§ DATASET CONTENT:
________

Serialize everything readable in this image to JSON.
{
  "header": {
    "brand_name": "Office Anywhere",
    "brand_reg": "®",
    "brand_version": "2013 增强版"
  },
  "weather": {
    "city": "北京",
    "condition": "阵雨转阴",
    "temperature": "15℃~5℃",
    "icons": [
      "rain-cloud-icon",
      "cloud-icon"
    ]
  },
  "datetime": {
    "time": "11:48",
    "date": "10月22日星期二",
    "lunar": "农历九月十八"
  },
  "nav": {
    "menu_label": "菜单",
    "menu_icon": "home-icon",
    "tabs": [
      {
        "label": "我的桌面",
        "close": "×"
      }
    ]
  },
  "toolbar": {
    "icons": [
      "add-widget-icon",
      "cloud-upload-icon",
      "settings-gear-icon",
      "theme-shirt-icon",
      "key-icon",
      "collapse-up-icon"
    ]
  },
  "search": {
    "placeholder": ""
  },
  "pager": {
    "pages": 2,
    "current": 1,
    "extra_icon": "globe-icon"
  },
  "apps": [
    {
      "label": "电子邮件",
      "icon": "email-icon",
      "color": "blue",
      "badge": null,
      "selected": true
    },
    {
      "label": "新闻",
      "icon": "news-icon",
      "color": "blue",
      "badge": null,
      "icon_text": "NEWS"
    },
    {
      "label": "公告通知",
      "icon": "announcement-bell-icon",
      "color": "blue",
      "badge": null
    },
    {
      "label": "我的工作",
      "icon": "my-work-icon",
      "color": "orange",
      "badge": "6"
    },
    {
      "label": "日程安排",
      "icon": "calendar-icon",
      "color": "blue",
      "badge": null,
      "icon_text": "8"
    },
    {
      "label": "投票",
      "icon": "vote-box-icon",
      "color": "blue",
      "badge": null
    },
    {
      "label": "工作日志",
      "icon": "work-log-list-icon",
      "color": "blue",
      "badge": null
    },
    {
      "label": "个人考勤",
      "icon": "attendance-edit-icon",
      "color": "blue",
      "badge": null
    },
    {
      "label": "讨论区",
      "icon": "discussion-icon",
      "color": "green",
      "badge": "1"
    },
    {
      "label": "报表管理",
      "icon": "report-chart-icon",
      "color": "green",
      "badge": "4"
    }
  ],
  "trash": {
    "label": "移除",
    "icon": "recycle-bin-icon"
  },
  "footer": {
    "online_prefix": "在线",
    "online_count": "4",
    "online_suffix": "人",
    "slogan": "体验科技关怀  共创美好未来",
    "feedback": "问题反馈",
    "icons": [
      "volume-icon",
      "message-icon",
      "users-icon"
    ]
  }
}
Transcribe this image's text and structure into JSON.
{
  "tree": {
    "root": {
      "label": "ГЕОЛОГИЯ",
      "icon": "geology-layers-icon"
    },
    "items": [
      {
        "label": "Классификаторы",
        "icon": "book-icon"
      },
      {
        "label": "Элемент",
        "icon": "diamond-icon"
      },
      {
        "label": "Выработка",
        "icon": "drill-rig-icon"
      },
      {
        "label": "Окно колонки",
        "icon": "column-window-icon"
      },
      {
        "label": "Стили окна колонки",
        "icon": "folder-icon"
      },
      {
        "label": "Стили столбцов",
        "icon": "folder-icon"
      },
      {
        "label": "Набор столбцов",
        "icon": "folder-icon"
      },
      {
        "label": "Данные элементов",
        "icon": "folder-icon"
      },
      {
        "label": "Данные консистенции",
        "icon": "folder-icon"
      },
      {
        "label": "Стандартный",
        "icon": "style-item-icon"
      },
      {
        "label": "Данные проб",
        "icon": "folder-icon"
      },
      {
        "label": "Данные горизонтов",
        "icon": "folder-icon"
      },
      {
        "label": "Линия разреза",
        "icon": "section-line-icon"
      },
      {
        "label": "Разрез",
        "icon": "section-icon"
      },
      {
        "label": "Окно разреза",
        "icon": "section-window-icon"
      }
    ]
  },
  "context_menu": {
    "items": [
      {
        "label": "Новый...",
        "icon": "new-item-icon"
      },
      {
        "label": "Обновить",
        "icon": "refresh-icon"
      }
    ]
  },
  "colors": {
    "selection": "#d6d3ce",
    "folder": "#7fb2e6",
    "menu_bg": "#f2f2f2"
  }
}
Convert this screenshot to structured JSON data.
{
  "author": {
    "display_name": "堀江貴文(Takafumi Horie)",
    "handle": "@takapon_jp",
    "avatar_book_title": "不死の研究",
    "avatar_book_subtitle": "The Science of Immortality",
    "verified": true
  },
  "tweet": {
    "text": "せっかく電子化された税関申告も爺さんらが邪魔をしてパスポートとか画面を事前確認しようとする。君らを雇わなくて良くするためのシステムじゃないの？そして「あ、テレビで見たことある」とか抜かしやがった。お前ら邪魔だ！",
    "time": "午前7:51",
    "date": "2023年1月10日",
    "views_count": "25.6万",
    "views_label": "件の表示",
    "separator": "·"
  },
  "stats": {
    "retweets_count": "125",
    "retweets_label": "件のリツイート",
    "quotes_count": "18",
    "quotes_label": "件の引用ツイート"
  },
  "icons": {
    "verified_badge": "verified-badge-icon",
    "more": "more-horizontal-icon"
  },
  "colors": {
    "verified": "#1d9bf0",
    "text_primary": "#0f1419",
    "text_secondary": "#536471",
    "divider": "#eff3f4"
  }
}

________

§ WHAT TO WORK ON: Write out only the final block of lines, starting at the line with "Convert this screenshot" and running to the end of the material.

§ OUTPUT OF THE TASK:
Convert this screenshot to structured JSON data.
{
  "author": {
    "display_name": "堀江貴文(Takafumi Horie)",
    "handle": "@takapon_jp",
    "avatar_book_title": "不死の研究",
    "avatar_book_subtitle": "The Science of Immortality",
    "verified": true
  },
  "tweet": {
    "text": "せっかく電子化された税関申告も爺さんらが邪魔をしてパスポートとか画面を事前確認しようとする。君らを雇わなくて良くするためのシステムじゃないの？そして「あ、テレビで見たことある」とか抜かしやがった。お前ら邪魔だ！",
    "time": "午前7:51",
    "date": "2023年1月10日",
    "views_count": "25.6万",
    "views_label": "件の表示",
    "separator": "·"
  },
  "stats": {
    "retweets_count": "125",
    "retweets_label": "件のリツイート",
    "quotes_count": "18",
    "quotes_label": "件の引用ツイート"
  },
  "icons": {
    "verified_badge": "verified-badge-icon",
    "more": "more-horizontal-icon"
  },
  "colors": {
    "verified": "#1d9bf0",
    "text_primary": "#0f1419",
    "text_secondary": "#536471",
    "divider": "#eff3f4"
  }
}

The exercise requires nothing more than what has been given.